TASK PROMPT
Below is a set of records. Repeat all of them exactly.

AVAILABLE DATA

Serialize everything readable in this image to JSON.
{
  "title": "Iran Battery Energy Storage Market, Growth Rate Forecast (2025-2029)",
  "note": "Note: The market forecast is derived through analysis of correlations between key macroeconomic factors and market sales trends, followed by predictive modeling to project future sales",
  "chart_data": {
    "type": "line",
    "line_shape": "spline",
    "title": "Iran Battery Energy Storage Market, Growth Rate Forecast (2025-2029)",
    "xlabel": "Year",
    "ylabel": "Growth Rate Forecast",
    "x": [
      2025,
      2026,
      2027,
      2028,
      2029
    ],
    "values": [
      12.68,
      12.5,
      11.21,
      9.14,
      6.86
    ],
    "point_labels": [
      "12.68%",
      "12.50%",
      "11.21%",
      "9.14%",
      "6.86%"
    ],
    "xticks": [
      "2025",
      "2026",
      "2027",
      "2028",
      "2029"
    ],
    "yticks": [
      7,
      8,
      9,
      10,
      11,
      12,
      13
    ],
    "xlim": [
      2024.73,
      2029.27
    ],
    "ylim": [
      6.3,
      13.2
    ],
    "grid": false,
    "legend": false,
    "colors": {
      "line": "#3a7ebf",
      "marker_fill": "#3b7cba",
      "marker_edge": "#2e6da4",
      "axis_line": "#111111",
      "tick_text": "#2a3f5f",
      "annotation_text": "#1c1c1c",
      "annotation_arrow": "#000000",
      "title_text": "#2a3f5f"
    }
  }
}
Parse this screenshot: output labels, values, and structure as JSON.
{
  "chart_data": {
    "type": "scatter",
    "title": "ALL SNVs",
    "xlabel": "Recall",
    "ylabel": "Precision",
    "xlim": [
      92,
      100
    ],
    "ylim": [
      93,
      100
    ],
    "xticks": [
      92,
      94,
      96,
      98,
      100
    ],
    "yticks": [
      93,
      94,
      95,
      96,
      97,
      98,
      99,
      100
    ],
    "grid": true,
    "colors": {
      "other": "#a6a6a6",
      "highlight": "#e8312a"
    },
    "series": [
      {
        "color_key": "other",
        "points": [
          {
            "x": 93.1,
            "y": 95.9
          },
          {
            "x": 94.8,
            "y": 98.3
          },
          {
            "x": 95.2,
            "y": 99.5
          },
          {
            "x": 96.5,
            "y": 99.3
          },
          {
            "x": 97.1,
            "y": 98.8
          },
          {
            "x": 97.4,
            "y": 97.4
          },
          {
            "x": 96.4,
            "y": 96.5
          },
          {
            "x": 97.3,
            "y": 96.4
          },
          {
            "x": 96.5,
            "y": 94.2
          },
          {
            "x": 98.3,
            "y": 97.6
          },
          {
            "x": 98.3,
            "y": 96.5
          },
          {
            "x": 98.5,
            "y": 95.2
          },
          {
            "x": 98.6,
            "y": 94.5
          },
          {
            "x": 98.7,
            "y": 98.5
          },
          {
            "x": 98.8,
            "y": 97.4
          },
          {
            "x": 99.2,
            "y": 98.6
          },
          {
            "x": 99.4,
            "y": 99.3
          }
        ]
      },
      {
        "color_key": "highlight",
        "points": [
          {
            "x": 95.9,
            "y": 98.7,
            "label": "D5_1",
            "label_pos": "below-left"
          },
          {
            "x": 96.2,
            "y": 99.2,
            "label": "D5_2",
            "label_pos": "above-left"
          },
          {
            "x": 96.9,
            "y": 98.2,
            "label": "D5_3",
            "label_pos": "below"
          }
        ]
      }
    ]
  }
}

COMPLETED EXERCISE
Serialize everything readable in this image to JSON.
{
  "title": "Iran Battery Energy Storage Market, Growth Rate Forecast (2025-2029)",
  "note": "Note: The market forecast is derived through analysis of correlations between key macroeconomic factors and market sales trends, followed by predictive modeling to project future sales",
  "chart_data": {
    "type": "line",
    "line_shape": "spline",
    "title": "Iran Battery Energy Storage Market, Growth Rate Forecast (2025-2029)",
    "xlabel": "Year",
    "ylabel": "Growth Rate Forecast",
    "x": [
      2025,
      2026,
      2027,
      2028,
      2029
    ],
    "values": [
      12.68,
      12.5,
      11.21,
      9.14,
      6.86
    ],
    "point_labels": [
      "12.68%",
      "12.50%",
      "11.21%",
      "9.14%",
      "6.86%"
    ],
    "xticks": [
      "2025",
      "2026",
      "2027",
      "2028",
      "2029"
    ],
    "yticks": [
      7,
      8,
      9,
      10,
      11,
      12,
      13
    ],
    "xlim": [
      2024.73,
      2029.27
    ],
    "ylim": [
      6.3,
      13.2
    ],
    "grid": false,
    "legend": false,
    "colors": {
      "line": "#3a7ebf",
      "marker_fill": "#3b7cba",
      "marker_edge": "#2e6da4",
      "axis_line": "#111111",
      "tick_text": "#2a3f5f",
      "annotation_text": "#1c1c1c",
      "annotation_arrow": "#000000",
      "title_text": "#2a3f5f"
    }
  }
}
Parse this screenshot: output labels, values, and structure as JSON.
{
  "chart_data": {
    "type": "scatter",
    "title": "ALL SNVs",
    "xlabel": "Recall",
    "ylabel": "Precision",
    "xlim": [
      92,
      100
    ],
    "ylim": [
      93,
      100
    ],
    "xticks": [
      92,
      94,
      96,
      98,
      100
    ],
    "yticks": [
      93,
      94,
      95,
      96,
      97,
      98,
      99,
      100
    ],
    "grid": true,
    "colors": {
      "other": "#a6a6a6",
      "highlight": "#e8312a"
    },
    "series": [
      {
        "color_key": "other",
        "points": [
          {
            "x": 93.1,
            "y": 95.9
          },
          {
            "x": 94.8,
            "y": 98.3
          },
          {
            "x": 95.2,
            "y": 99.5
          },
          {
            "x": 96.5,
            "y": 99.3
          },
          {
            "x": 97.1,
            "y": 98.8
          },
          {
            "x": 97.4,
            "y": 97.4
          },
          {
            "x": 96.4,
            "y": 96.5
          },
          {
            "x": 97.3,
            "y": 96.4
          },
          {
            "x": 96.5,
            "y": 94.2
          },
          {
            "x": 98.3,
            "y": 97.6
          },
          {
            "x": 98.3,
            "y": 96.5
          },
          {
            "x": 98.5,
            "y": 95.2
          },
          {
            "x": 98.6,
            "y": 94.5
          },
          {
            "x": 98.7,
            "y": 98.5
          },
          {
            "x": 98.8,
            "y": 97.4
          },
          {
            "x": 99.2,
            "y": 98.6
          },
          {
            "x": 99.4,
            "y": 99.3
          }
        ]
      },
      {
        "color_key": "highlight",
        "points": [
          {
            "x": 95.9,
            "y": 98.7,
            "label": "D5_1",
            "label_pos": "below-left"
          },
          {
            "x": 96.2,
            "y": 99.2,
            "label": "D5_2",
            "label_pos": "above-left"
          },
          {
            "x": 96.9,
            "y": 98.2,
            "label": "D5_3",
            "label_pos": "below"
          }
        ]
      }
    ]
  }
}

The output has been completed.